Когда Волков говорит о том, что конфронтация с властью почти всегда в России способствовала популярности художника у публики, — с этим не поспоришь. Для Волкова показательна история с увольнением из консерватории Римского-Корсакова, поддержавшего в 1905 году радикально настроенных студентов. Став газетной сенсацией, событие это вызвало волну протестов, посыпались сочувственные телеграммы от людей, даже и не слыхавших о композиторе, а постановка одноактной оперы “Кащей бессмертный” силами студентов консерватории превратилась в общественную демонстрацию. Подобные истории повторяются, когда общество настроено против власти, а власть достаточно одряхлела, чтобы ослабить вожжи контроля за искусством, но недостаточно поумнела, чтобы действовать разумно и тонко. Так, по мнению Волкова, неуклюжие действия власти сделали из режиссера Андрея Тарковского “международного культурного героя”: запрет на показ “Андрея Рублева” в России при том, что фильм продали во Францию, способствовал триумфу “Рублева” на Каннском фестивале.
Неуклюжий процесс над Иосифом Бродским сделал мало кому известного поэта символом противостояния тиранической системе. Успех авангардной музыки Шнитке тоже связан с запрещениями и проволочками, которые власти чинили исполнению его произведений, — в результате о Шнитке заговорила вся страна. “Сравнительно немногие действительно понимали и могли оценить творчество своих новообретенных кумиров. Но люди покупали не собственно культурный продукт, а миф…” — пишет Волков. При этом, по его мнению, и Бродский и Тарковский выступали и как “творцы собственного мифа”.
На мой взгляд, в этих рассуждениях много правоты. Но не полной. Проблему, безжалостно обнаженную Волковым, можно проиллюстрировать
и по-другому. Попробуем представить себе вариант судьбы писателя, которого в последние годы его жизни воспринимали скорее как антигероя. Как заметил Твардовский в одной из рабочих тетрадей: “Умрет — великий писатель, а пока жив — шут какой-то непонятный <…>. Сколько он наговорил глупостей и пошлостей”. Речь, конечно, о Шолохове.
Есть много свидетельств, что ростовское НКВД (по приказу Ежова, имевшего основания лично ненавидеть писателя) сфабриковало дело Шолохова: он обвинялся ни мало ни много в подготовке антисоветского восстания на Дону. Но один из чекистов предупредил Шолохова, тот ночью тайно сбежал из Вешенской, обходным путем добрался до Москвы и добился приема у Сталина. В конфликте Ежов — Шолохов Сталин взял сторону Шолохова.
Сколько случайностей спасали Шолохова от ареста! Сорвись это рискованное путешествие, погибни Шолохов в лагерях — и возник бы миф о гениальном писателе, чей творческий путь был прерван в самом начале: ведь в 1937?году ему было только 32 года, сколько бы он еще успел написать! И кто бы тогда сомневался в авторстве “Тихого Дона”?
А вот обратный пример. В книге “Бодался теленок с дубом” Солженицын говорит о том, что годы и годы писал и прятал написанное в убеждении, что лишь после смерти дойдут до читателя его книги, “сохраненные верностью и хитростью друзей”. И будет это, когда “вздрогнет и <...> обновится общество от других причин, так появится щель, пролом свободы, и туда-то сразу двинется наша подпольная литература”.

■ **ПРЕДОСТАВЛЕННЫЕ ДАННЫЕ**:
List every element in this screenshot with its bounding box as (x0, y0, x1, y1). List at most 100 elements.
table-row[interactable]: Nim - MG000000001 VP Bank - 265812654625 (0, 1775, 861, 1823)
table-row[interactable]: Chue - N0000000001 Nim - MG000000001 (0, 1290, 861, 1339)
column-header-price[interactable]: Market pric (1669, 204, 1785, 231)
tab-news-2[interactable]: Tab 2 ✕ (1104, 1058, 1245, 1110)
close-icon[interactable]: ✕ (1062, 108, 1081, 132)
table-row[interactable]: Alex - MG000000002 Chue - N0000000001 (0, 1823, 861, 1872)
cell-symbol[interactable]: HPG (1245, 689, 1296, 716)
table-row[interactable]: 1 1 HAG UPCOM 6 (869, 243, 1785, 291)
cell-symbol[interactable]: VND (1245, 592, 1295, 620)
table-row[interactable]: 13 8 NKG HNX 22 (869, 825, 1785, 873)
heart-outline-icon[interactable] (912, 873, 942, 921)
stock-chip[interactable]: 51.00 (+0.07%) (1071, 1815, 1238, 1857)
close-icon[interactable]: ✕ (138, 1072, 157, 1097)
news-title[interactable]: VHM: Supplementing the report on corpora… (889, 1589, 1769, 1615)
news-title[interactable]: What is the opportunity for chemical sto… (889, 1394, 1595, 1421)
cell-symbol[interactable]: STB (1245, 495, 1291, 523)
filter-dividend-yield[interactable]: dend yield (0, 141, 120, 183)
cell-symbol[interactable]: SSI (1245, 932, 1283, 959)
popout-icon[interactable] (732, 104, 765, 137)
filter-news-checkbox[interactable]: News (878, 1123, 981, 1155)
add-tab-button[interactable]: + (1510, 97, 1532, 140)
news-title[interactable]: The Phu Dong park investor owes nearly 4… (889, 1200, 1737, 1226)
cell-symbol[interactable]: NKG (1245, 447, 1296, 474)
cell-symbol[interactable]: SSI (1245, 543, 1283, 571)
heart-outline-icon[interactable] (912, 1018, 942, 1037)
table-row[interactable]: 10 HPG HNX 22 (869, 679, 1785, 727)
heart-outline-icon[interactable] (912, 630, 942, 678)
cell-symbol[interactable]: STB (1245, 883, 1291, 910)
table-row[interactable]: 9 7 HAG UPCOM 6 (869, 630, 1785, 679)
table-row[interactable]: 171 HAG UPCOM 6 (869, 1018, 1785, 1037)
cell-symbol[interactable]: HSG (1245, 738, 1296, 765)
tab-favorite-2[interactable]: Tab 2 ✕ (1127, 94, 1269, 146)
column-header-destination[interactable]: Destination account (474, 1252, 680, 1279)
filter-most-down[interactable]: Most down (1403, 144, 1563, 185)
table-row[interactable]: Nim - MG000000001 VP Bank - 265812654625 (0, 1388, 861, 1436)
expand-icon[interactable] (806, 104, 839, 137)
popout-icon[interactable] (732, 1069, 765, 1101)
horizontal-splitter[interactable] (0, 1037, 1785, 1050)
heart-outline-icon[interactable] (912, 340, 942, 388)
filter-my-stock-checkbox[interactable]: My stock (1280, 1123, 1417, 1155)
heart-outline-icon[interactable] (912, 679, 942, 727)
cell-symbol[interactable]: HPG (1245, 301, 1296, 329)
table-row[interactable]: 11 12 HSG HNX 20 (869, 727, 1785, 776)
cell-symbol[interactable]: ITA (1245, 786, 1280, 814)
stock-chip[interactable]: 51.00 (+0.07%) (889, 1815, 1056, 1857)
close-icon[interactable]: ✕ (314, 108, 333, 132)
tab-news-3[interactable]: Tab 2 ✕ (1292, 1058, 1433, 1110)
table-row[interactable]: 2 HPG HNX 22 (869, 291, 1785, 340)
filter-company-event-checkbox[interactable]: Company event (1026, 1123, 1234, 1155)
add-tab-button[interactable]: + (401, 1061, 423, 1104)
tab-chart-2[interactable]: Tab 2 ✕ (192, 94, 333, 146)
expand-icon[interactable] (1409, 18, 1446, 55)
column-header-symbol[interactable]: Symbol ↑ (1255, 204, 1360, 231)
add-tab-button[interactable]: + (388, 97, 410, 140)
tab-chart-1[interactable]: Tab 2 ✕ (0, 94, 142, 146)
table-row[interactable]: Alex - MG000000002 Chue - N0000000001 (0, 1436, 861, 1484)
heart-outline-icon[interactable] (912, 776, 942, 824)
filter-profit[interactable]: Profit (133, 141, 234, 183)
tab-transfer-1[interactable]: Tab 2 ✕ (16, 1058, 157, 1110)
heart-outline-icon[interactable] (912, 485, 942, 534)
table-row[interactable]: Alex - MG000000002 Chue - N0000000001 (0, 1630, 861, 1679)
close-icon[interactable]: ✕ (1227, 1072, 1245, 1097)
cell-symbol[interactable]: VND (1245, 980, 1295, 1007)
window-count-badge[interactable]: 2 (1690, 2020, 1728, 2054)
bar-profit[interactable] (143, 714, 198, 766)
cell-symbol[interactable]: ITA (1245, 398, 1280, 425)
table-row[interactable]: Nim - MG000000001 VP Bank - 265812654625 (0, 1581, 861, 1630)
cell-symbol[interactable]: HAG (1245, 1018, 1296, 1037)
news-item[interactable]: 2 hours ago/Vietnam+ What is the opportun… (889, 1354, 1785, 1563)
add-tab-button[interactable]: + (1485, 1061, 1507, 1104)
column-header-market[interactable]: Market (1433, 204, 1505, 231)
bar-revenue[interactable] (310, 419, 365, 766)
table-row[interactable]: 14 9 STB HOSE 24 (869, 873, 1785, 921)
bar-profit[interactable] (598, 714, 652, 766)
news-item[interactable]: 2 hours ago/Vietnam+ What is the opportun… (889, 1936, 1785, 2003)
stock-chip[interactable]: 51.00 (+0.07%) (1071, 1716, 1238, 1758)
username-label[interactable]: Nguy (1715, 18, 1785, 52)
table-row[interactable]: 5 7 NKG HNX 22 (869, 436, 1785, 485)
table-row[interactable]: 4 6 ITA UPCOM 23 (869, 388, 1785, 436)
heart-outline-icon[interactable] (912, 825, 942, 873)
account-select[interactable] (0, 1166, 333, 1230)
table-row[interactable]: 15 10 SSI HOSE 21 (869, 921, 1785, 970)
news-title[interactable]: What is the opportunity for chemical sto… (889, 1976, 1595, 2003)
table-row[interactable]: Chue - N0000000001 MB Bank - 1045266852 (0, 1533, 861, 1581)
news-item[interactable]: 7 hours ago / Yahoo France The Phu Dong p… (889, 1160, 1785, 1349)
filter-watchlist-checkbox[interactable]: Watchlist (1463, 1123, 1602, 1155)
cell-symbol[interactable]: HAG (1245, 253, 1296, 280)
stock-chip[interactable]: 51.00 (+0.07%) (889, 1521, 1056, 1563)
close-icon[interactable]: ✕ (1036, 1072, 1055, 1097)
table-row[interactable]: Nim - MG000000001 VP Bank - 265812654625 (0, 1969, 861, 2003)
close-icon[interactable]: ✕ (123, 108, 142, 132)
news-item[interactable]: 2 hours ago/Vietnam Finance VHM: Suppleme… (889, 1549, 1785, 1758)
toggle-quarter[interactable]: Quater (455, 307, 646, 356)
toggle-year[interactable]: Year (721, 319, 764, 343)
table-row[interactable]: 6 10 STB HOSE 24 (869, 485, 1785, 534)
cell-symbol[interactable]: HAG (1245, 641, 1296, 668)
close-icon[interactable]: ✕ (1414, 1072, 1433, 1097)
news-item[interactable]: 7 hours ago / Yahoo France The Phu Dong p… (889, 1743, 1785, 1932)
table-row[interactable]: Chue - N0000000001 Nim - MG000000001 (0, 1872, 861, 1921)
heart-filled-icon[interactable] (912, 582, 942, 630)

■ **ЗАДАНИЯ**:
(a) Какую оперу поставили студенты консерватории, согласно исходному тексту?
(b) Воспроизведите без изменений отрывок исходного текста между словами «На мой взгляд, в» и «взял сторону Шолохова.», включая их самих.
(c) Продолжите рассуждение о художниках и власти, начав сразу после его последней фразы.

■ **ОТВЕТЫ**:
(a) Одноактную оперу «Кащей бессмертный».

(b)
На мой взгляд, в этих рассуждениях много правоты. Но не полной. Проблему, безжалостно обнаженную Волковым, можно проиллюстрировать
и по-другому. Попробуем представить себе вариант судьбы писателя, которого в последние годы его жизни воспринимали скорее как антигероя. Как заметил Твардовский в одной из рабочих тетрадей: “Умрет — великий писатель, а пока жив — шут какой-то непонятный <…>. Сколько он наговорил глупостей и пошлостей”. Речь, конечно, о Шолохове.
Есть много свидетельств, что ростовское НКВД (по приказу Ежова, имевшего основания лично ненавидеть писателя) сфабриковало дело Шолохова: он обвинялся ни мало ни много в подготовке антисоветского восстания на Дону. Но один из чекистов предупредил Шолохова, тот ночью тайно сбежал из Вешенской, обходным путем добрался до Москвы и добился приема у Сталина. В конфликте Ежов — Шолохов Сталин взял сторону Шолохова.

(c)
В горбачевскую эпоху все так и произошло: появился “пролом свободы” и туда ринулась литература. Но разве повесть “День зэка” неизвестного автора, явившаяся в общем потоке, могла бы произвести на общественность столь же оглушительное впечатление, как повесть, прорвавшаяся на страницы “Нового мира” на излете хрущевской оттепели?
Случись так, что не было бы прорыва Солженицына в печать (что можно рассматривать как чудо) — не было бы беспримерного противостояния писателя и власти, не было бы Нобелевской премии, и антисолженицынской кампании внутри СССР, и мощной поддержки Запада. Не было бы такой солженицынской судьбы и легенды.
Волков во многом прав, когда говорит, что публика потребляет в первую очередь миф о художнике. Вопрос в том, как возникает этот миф: стараниями художника или помимо его воли? Волков склонен поставить целенаправленные усилия художника на первое место и делает это довольно безжалостно.
Вот Шаляпин в 1909 году в дни выступлений в Парижской опере печатает в газете обращение к французской публике, в котором “позиционирует себя как политического диссидента, а не просто певца”, — и Волков считает, что “со стороны Шаляпина это был умелый ход <…>. Подобным образом певец ловко балансировал всю свою жизнь. (В этом ему позднее, в последней четверти ХХ века, пытались подражать и другие знаменитые российские музыканты, например виолончелист Мстислав Ростропович)”. Ехидное замечание о Ростроповиче находим и в другом месте: когда Волков рассказывает, как на панихиде по Андрею Тарковскому в парижском храме Св. Александра Невского Ростропович играл Баха прямо на ступенях храма — “впечатляющий ритуальный жест, на которые Ростропович всегда был великий мастер”.
У Ростроповича мы действительно найдем несколько жестов, которые недоброжелатели трактовали как умелый пиар: игра на виолончели на фоне разрушаемой Берлинской стены; появление в Москве в дни августовского путча: весь мир обошла тогда фотография Ростроповича, придерживающего автомат спящего на его плече защитника Белого дома. Вопрос вот в чем: откуда идет этот жест? Может ли художник испытать порыв чувств, эмоциональный подъем, заставляющий совершать те или иные поступки, которые, в конечном счете, работают на легенду, или это всегда расчет? Но как в таком случае рассчитать, садясь на летящий в Москву самолет, что ГКЧП проиграет? А вдруг выиграет? А вдруг Белый дом будут брать штурмом и кто тогда поручится за жизнь музыканта?
Об уходе Толстого у Волкова сказано так: “Толстой, готовясь к созданию своего посмертного мифа, разыграл на всемирных подмостках трагедию короля Лира, отказавшегося от своих владений и бежавшего из дому”. Если Волков считает, что уход Толстого — это спектакль с целью создания “посмертного мифа”, то почему бы не сказать, что с той же целью Есенин и Цветаева повесились, Маяковский застрелился, а Мандельштам добивался своего ареста?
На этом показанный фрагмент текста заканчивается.